## Given request
Copy every line of the records below where the word "Washout" occurs.

## Recorded data

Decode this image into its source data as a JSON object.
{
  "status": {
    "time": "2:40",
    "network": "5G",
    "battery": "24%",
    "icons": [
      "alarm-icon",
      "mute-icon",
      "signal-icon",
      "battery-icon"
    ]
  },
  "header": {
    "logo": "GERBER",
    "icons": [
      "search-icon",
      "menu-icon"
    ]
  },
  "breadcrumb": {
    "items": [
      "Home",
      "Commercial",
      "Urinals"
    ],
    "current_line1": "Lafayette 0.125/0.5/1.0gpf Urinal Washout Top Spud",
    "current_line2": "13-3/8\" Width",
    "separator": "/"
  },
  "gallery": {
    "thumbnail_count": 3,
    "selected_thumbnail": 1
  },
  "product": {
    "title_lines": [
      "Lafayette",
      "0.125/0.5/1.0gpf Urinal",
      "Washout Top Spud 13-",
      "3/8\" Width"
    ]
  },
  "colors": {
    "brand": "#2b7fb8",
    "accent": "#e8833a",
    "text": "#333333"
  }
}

## Complete output
    "current_line1": "Lafayette 0.125/0.5/1.0gpf Urinal Washout Top Spud",
      "Washout Top Spud 13-",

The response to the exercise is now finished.